## Start DATASET CONTENT
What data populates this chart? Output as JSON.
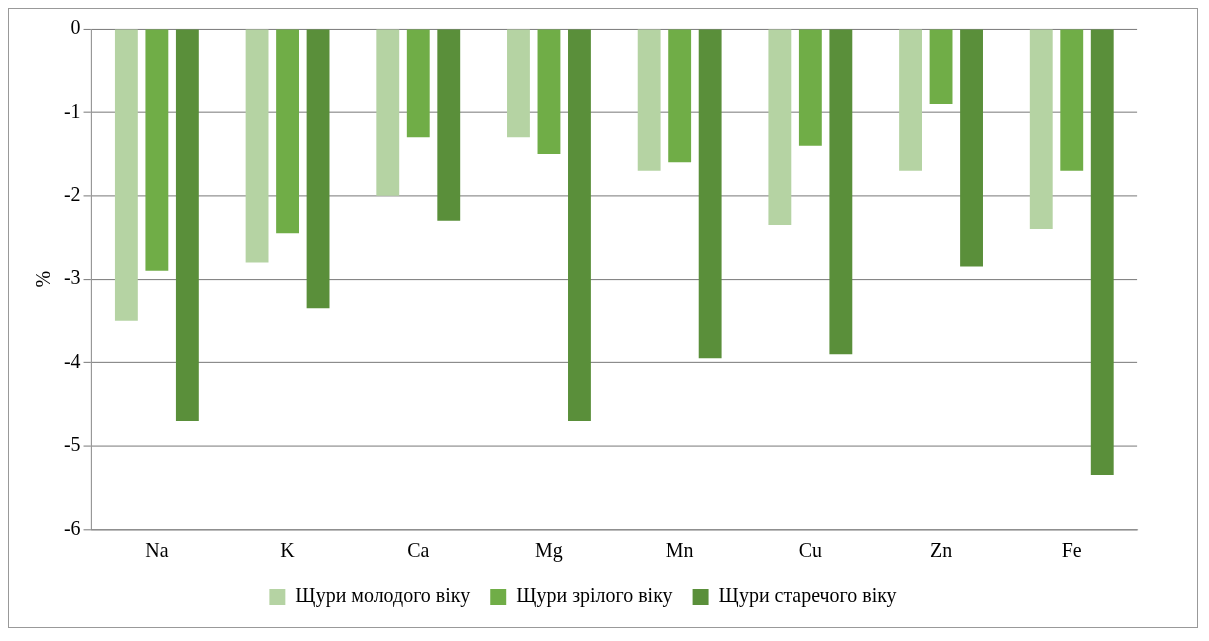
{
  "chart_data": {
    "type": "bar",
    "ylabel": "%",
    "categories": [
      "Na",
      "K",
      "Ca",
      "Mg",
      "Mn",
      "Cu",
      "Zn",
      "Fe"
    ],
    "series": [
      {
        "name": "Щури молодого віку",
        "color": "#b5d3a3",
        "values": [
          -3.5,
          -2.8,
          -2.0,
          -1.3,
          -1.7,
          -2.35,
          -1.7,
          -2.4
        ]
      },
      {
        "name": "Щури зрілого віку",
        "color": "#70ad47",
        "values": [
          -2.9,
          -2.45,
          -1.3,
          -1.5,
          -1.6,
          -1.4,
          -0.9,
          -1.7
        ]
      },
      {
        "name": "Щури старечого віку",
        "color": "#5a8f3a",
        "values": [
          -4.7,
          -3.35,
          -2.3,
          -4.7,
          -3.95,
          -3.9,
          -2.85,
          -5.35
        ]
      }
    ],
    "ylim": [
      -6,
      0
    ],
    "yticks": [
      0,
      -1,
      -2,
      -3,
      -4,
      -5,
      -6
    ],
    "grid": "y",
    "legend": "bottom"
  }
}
## End DATASET CONTENT
## Start DATASET CONTENT
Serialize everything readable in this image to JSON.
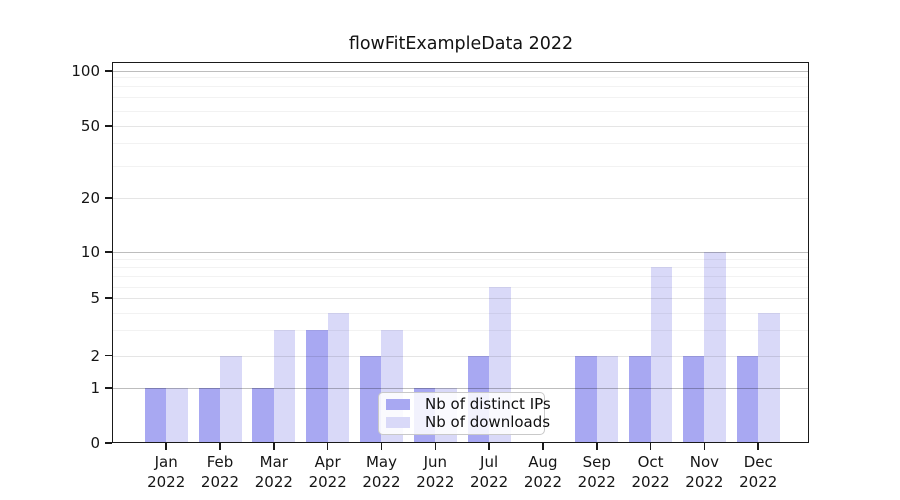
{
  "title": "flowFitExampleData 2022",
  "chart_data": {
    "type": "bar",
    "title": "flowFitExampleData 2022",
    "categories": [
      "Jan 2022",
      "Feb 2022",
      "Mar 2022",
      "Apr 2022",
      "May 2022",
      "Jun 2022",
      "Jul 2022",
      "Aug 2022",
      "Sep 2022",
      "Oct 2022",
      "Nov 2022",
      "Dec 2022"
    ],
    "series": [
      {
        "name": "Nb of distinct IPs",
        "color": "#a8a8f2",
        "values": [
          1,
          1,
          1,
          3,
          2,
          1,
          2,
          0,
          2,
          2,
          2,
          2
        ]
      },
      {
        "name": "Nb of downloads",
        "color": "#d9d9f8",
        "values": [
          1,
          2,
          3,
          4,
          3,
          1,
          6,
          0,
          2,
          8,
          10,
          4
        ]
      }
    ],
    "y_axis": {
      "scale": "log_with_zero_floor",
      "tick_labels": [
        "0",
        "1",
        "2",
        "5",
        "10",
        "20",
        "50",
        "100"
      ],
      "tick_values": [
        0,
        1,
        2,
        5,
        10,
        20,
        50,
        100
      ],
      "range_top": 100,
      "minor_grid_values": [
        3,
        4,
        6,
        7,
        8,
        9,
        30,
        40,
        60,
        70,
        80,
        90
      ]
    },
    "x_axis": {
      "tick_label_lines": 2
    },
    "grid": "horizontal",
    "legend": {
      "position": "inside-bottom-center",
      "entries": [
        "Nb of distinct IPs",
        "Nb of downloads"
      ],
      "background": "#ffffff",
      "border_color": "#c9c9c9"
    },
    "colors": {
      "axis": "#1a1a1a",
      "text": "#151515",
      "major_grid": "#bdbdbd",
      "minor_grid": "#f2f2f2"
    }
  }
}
## End DATASET CONTENT
SET PROBLEM: Search the listing for the word "distinct" and return each line that holds it.

REPLY:
        "name": "Nb of distinct IPs",
        "Nb of distinct IPs",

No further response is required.